- **Lista de ejercicios**
1. Según el texto sobre Wordle, ¿en qué año publicó The New York Times el editorial que describía el crucigrama como "una especie de ejercicio mental primitivo"?
2. Traduce al inglés, por favor, esta oración del texto sobre Wordle: "Pero eso también es un producto de nuestro momento cultural."
3. Copia de nuevo el pasaje del texto sobre Wordle que arranca en las palabras "La preocupación por el" y termina después de "con los amigos.". Cambia "Twitter" por "Instagram".

- **Texto proporcionado**
= = = = = = =

Su adquisición por parte de The New York Times, sin embargo, pone de relieve otro aspecto social de jugar a Wordle. Compartir las puntuaciones de Wordle no es solo un acto de comunidad sino, en cierto modo, un alarde de inteligencia. Resolver un Wordle con solo dos o tres intentos no es una sensación de suerte, sino de astucia: una combinación de intelecto y destreza. Su introducción en el universo del diario junto a los famosos crucigramas del periódico y el juego Spelling Bee no hace más que subrayar esa cualidad.
La virtud de los juegos de palabras no solo proviene de la atmósfera de intelecto que rodea a los juegos, sino también de la creencia de que tales actividades ayudan a mantener ágiles los cerebros envejecidos, mejorando la memoria y evitando la demencia (las pruebas científicas al respecto no son concluyentes). Es la misma creencia “virtuosa” que se produce cuando alguien se sienta con una copa de vino tinto y un cuadrado de chocolate amargo mientras murmura que darse un gusto después de la cena es un esfuerzo para mantener la salud del corazón.
Pero eso también es un producto de nuestro momento cultural. Cuando se introdujeron los crucigramas por primera vez en Estados Unidos en la década de 1920, estaban cargados de las preocupaciones de la época: que eran un entretenimiento sin sentido al nivel de las tiras cómicas, que eran una distracción de tareas más serias. El diario The New York Times, de hecho, se negó a publicar crucigramas en sus páginas porque el juego era, como decía un editorial de 1924, “una especie de ejercicio mental primitivo”. Solo cambió de opinión después de que Estados Unidos entrara en la Segunda Guerra Mundial y Nueva York empezara a sufrir apagones periódicos. Los editores del diario decidieron que los neoyorquinos se habían ganado una distracción de las pesadas noticias que se encontraban en el resto del periódico.
Los crucigramas tampoco fueron la última tendencia de juego que provocó la preocupación de la gente por si los jugadores dejaban de lado otras actividades más virtuosas. Los videojuegos, primero en las salas de juego y luego en los hogares, fueron acusados de contribuir a la delincuencia juvenil. Estos temores se intensificaron cuando se unieron a la preocupación por las armas y la violencia, y culminaron en las audiencias del Congreso sobre la violencia en los videojuegos que condujeron a un nuevo sistema de clasificación desarrollado por la industria del juego.
La preocupación por el antiintelectualismo de los juegos, un pilar de las críticas a los videojuegos desde mediados del siglo XX, se ha ampliado en los últimos años para incluir la preocupación por todo el tiempo que se pasa frente a una pantalla, ya sea un juego interactivo, desplazarse por Twitter, ver videos en YouTube o TikToks o enviarse mensajes de texto con los amigos.
No es de extrañar, pues, que los juegos parezcan requerir un nuevo nivel de justificación: Pokemon Go y la Wii no eran solo juegos, sino regímenes de fitness. Wordle, Spelling Bee y todos esos otros juegos de palabras mantienen el cerebro en forma. Incluso otras actividades sin sentido, como Candy Crush, podrían considerarse como un momento de autocuidado.
Y aunque esa no es la peor manera de pensar en los juegos que jugamos, sí delata una vena puritana en la cultura estadounidense: la sensación de que el placer debe ser calificado, que la diversión debe ser intelectualizada, que el vicio debe ser transformado en virtud. Pero ahora que entramos en el tercer año de la pandemia, con toda la tragedia, la monotonía y el sacrificio que ha supuesto, parece el momento adecuado para insistir en que el placer es una virtud en sí mismo.

= = = = = = =

- **Los datos**
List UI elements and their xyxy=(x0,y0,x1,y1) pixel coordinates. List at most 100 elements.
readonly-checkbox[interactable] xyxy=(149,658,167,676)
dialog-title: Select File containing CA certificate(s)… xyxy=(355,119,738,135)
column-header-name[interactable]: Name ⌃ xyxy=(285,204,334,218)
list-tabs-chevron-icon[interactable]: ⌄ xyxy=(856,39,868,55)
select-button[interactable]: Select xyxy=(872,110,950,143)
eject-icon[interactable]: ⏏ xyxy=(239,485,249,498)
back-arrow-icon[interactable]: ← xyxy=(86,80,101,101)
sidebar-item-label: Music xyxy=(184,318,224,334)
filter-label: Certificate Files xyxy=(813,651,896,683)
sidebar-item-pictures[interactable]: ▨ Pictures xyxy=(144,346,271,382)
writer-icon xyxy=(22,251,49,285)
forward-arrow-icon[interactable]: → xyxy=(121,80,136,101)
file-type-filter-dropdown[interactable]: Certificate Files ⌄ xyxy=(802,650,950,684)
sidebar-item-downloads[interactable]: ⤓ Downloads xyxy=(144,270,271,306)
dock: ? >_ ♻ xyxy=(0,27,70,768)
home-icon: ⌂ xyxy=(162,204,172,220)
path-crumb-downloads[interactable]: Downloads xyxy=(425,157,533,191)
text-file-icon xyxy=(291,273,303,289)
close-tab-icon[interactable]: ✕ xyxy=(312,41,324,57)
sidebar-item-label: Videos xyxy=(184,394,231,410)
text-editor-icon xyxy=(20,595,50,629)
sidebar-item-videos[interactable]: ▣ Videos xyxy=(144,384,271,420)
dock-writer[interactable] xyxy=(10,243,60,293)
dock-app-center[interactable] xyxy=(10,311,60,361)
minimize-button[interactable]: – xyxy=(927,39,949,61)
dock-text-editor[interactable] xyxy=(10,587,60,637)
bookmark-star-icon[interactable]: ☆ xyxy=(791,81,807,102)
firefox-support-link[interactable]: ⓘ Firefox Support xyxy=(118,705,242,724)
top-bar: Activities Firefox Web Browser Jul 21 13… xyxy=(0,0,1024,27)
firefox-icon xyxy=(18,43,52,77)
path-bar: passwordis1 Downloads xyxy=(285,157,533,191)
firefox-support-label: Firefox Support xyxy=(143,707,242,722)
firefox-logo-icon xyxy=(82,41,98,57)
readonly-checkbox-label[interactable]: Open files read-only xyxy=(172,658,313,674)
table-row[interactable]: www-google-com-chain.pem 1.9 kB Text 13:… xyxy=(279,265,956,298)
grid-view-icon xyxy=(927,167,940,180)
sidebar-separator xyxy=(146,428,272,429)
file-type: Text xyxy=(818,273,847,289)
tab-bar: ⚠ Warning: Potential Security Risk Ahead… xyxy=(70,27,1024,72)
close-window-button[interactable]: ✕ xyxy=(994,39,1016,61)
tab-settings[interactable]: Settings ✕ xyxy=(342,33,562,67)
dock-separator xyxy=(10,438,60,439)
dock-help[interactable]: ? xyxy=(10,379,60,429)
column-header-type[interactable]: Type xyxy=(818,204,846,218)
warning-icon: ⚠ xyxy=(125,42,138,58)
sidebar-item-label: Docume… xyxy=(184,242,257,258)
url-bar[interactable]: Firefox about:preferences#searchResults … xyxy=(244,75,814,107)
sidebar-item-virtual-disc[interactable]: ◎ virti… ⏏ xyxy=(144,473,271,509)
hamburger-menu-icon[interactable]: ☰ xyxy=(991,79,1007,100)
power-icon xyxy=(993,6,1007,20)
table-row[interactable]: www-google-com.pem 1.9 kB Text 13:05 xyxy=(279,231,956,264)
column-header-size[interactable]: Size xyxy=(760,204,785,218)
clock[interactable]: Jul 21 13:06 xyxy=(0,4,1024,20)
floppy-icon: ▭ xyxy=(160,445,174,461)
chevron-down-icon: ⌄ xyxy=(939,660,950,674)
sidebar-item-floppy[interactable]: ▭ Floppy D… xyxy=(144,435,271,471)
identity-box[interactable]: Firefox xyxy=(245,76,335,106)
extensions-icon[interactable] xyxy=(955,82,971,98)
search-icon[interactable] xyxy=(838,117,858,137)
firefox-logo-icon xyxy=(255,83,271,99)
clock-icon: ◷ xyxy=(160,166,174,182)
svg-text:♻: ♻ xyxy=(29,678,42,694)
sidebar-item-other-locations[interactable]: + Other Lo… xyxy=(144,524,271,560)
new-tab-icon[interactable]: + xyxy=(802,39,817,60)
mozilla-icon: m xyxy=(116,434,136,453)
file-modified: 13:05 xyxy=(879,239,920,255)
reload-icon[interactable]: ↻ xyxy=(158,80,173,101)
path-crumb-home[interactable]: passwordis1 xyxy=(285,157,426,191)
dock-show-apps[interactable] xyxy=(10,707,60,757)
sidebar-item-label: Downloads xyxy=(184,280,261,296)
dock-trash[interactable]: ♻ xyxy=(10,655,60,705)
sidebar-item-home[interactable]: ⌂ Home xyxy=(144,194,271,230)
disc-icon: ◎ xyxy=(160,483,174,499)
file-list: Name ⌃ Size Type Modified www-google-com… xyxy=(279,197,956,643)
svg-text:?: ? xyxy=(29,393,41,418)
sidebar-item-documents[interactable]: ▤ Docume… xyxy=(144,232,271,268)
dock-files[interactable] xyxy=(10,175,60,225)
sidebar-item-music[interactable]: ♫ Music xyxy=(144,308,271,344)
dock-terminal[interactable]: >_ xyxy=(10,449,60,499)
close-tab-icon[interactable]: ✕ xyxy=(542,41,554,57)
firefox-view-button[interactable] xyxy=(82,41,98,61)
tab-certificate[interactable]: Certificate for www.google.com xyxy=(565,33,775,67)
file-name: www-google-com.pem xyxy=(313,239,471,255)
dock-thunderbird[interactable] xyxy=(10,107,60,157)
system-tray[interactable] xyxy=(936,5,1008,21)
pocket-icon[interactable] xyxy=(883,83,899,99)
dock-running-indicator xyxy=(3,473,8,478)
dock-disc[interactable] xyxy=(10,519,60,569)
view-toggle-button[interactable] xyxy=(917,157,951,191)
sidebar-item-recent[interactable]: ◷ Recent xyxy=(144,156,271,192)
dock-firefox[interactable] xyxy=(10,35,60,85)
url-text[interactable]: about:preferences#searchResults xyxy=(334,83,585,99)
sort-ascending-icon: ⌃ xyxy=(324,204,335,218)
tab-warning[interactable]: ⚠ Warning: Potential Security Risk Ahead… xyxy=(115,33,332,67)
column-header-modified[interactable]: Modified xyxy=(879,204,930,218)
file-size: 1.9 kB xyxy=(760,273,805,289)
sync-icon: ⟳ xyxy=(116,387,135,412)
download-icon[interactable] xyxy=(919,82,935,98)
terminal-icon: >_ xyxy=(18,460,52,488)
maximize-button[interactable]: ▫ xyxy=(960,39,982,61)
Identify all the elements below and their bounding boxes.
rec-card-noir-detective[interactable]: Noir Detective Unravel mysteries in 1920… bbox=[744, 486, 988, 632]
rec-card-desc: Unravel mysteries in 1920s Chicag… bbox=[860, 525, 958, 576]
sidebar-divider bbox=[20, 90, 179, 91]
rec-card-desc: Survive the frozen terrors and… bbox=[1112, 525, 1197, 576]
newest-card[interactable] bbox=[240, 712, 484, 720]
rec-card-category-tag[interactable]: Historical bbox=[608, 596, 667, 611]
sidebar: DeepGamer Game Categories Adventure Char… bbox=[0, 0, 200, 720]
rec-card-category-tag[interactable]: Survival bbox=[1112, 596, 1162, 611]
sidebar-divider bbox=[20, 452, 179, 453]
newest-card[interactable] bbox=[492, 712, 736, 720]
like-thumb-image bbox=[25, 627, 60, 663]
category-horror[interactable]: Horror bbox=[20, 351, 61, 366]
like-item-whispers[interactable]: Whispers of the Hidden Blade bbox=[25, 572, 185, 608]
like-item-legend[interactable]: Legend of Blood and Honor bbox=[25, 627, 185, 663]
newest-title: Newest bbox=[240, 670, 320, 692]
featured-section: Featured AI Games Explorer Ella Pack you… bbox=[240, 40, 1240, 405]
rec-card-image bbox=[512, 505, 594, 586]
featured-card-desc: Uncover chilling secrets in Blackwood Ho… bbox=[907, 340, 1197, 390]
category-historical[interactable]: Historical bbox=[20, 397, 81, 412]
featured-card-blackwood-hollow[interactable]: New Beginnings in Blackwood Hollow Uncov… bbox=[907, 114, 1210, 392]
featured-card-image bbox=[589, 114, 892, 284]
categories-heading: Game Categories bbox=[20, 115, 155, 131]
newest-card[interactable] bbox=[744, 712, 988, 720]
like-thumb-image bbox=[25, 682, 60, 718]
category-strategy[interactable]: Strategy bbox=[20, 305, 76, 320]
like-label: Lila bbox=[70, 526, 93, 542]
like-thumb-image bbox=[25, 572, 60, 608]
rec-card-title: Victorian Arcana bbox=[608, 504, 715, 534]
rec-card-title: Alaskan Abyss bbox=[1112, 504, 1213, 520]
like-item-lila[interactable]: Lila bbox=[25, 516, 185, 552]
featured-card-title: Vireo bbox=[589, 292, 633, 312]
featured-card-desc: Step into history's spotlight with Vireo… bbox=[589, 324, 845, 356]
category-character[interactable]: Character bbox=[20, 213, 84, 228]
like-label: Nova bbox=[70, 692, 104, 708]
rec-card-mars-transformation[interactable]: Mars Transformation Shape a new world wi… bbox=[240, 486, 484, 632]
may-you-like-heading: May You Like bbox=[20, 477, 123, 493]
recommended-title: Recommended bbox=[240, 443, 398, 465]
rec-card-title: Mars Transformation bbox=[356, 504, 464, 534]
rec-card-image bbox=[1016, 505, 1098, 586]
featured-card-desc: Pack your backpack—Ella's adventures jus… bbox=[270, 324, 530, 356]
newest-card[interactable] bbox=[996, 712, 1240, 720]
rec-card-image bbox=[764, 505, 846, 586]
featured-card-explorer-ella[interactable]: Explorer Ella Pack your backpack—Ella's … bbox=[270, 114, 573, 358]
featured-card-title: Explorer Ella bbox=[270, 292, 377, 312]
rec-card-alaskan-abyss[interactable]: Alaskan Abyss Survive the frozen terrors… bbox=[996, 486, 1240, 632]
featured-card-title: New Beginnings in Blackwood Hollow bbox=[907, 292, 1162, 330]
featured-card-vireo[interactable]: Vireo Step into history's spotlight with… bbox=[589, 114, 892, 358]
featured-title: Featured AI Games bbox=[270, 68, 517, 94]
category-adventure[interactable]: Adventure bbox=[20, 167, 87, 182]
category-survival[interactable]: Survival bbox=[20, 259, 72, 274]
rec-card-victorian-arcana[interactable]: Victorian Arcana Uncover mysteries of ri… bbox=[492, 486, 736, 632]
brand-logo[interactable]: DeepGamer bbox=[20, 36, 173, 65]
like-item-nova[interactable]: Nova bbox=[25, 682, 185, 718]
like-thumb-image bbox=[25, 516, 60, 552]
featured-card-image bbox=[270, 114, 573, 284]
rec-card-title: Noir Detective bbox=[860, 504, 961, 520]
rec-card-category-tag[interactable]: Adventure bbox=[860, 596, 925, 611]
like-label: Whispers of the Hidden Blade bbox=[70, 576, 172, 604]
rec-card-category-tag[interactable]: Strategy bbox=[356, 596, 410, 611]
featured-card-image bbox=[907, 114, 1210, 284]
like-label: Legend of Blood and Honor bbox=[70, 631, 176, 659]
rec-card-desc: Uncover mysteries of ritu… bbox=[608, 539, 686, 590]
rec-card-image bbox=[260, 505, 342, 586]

= = = = = = =

- **Respuestas numeradas**
1. En 1924.

2. But that, too, is a product of our cultural moment.

3.
La preocupación por el antiintelectualismo de los juegos, un pilar de las críticas a los videojuegos desde mediados del siglo XX, se ha ampliado en los últimos años para incluir la preocupación por todo el tiempo que se pasa frente a una pantalla, ya sea un juego interactivo, desplazarse por Instagram, ver videos en YouTube o TikToks o enviarse mensajes de texto con los amigos.